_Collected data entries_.
________________________________________

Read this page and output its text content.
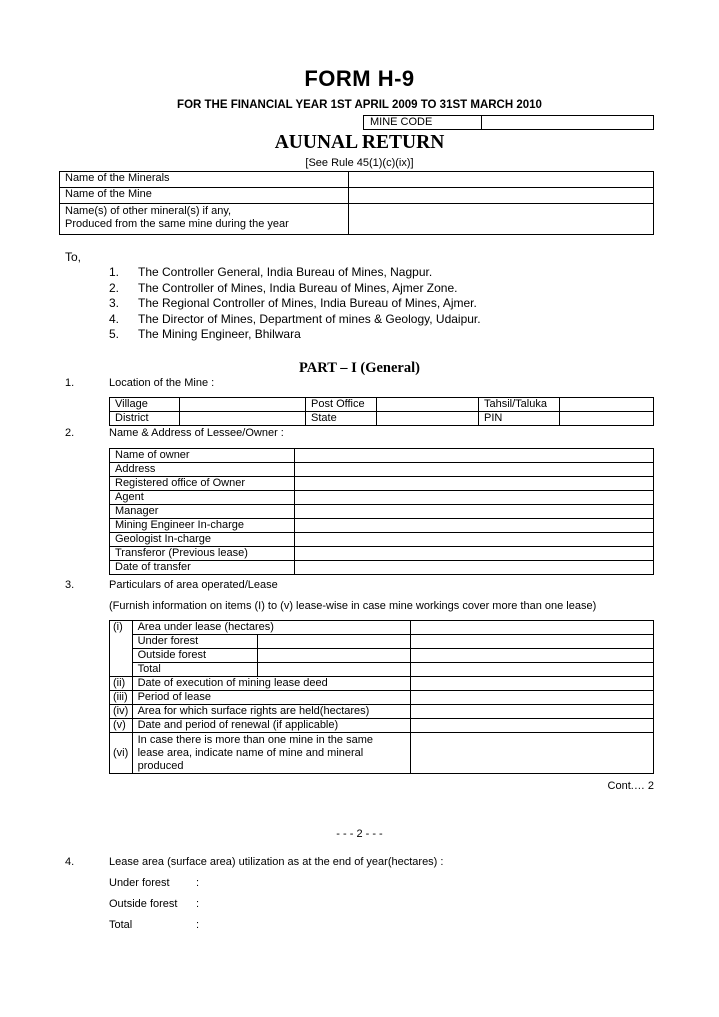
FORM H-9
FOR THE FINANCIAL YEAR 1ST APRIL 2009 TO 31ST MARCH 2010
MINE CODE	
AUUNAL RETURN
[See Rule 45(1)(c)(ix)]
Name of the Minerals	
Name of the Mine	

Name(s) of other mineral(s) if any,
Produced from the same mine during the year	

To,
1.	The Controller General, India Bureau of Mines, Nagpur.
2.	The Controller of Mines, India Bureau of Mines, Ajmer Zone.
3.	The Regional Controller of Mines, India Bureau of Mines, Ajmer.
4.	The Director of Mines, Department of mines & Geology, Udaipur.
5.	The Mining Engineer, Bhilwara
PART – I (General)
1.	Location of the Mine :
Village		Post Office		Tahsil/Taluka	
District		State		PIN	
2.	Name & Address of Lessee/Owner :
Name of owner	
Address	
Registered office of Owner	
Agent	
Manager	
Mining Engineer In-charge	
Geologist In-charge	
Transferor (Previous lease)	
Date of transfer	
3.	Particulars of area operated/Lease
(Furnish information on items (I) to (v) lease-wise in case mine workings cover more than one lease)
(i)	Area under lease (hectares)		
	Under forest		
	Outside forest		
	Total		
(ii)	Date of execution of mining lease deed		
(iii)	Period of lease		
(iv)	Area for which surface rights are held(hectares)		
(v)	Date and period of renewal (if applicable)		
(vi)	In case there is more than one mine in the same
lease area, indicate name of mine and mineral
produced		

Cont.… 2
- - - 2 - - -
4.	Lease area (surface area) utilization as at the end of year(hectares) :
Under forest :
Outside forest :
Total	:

________________________________________

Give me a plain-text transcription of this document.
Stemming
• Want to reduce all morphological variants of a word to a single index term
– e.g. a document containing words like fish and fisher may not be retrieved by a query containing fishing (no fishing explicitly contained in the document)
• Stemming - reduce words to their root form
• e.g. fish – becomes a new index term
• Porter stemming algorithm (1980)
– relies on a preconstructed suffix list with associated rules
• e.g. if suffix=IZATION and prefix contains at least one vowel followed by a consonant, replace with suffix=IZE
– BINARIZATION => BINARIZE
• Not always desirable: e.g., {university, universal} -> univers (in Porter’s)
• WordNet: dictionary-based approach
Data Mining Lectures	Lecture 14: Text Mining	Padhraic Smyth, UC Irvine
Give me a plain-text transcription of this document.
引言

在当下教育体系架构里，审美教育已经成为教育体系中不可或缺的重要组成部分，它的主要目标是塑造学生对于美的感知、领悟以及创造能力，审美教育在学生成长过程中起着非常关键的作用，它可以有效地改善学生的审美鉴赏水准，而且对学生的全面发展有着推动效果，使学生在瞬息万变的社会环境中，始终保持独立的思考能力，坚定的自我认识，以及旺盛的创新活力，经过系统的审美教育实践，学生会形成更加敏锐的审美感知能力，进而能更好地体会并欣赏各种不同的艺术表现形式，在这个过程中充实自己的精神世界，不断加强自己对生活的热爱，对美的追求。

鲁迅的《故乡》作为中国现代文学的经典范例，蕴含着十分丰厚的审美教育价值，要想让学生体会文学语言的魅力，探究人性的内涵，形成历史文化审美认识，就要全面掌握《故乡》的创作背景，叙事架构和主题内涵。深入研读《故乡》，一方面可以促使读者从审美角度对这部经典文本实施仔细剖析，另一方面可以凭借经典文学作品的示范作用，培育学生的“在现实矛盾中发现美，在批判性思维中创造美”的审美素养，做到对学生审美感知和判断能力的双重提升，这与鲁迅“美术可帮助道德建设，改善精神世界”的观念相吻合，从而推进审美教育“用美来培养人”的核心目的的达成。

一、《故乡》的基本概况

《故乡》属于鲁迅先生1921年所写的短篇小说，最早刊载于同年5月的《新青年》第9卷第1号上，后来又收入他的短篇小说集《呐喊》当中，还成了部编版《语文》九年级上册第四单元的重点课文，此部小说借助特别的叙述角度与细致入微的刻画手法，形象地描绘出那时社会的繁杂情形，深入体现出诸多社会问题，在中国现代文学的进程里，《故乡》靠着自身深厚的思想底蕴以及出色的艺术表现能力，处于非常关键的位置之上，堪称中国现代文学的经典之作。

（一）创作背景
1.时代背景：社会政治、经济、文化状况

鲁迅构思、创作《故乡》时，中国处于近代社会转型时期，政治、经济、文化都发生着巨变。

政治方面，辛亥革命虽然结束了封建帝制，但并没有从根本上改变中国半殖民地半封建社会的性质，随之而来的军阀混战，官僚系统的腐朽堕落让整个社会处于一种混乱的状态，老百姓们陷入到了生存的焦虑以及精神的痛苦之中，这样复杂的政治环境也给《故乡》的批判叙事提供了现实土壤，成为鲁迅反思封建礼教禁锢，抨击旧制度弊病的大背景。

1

________________________________________

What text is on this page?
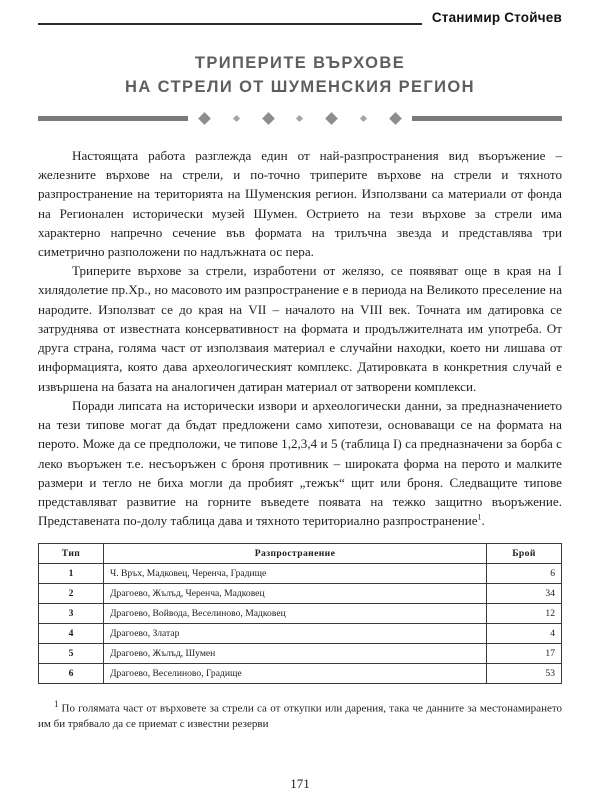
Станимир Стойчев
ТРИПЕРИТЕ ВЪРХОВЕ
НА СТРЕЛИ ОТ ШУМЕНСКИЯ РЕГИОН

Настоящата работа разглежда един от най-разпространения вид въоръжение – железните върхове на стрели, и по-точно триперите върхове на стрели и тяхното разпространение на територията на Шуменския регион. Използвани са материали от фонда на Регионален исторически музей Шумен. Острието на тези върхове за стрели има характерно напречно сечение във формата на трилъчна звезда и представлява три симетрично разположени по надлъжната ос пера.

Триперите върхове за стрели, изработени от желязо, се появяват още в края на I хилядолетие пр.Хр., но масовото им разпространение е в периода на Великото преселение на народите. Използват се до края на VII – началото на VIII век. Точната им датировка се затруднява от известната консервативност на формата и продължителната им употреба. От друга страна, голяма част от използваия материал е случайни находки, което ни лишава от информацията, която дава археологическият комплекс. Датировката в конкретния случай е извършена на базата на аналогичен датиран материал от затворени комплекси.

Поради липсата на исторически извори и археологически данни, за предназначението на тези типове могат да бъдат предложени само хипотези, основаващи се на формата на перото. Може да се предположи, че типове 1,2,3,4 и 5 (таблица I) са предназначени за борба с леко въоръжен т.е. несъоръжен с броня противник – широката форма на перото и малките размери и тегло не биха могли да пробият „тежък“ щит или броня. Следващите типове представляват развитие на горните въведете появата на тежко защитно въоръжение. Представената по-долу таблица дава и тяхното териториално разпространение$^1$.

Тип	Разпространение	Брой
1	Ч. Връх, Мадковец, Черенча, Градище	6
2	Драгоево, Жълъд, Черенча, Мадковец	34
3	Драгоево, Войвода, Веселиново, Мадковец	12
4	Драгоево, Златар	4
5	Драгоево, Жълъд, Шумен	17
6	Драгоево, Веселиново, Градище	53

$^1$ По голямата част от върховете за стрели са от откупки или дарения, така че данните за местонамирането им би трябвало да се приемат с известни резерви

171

________________________________________

_WHAT YOU HAVE TO DO_.
Pull out every line of the entries that includes the word "Черенча".

_ANSWER TO THE EXERCISE_.
1	Ч. Връх, Мадковец, Черенча, Градище	6
2	Драгоево, Жълъд, Черенча, Мадковец	34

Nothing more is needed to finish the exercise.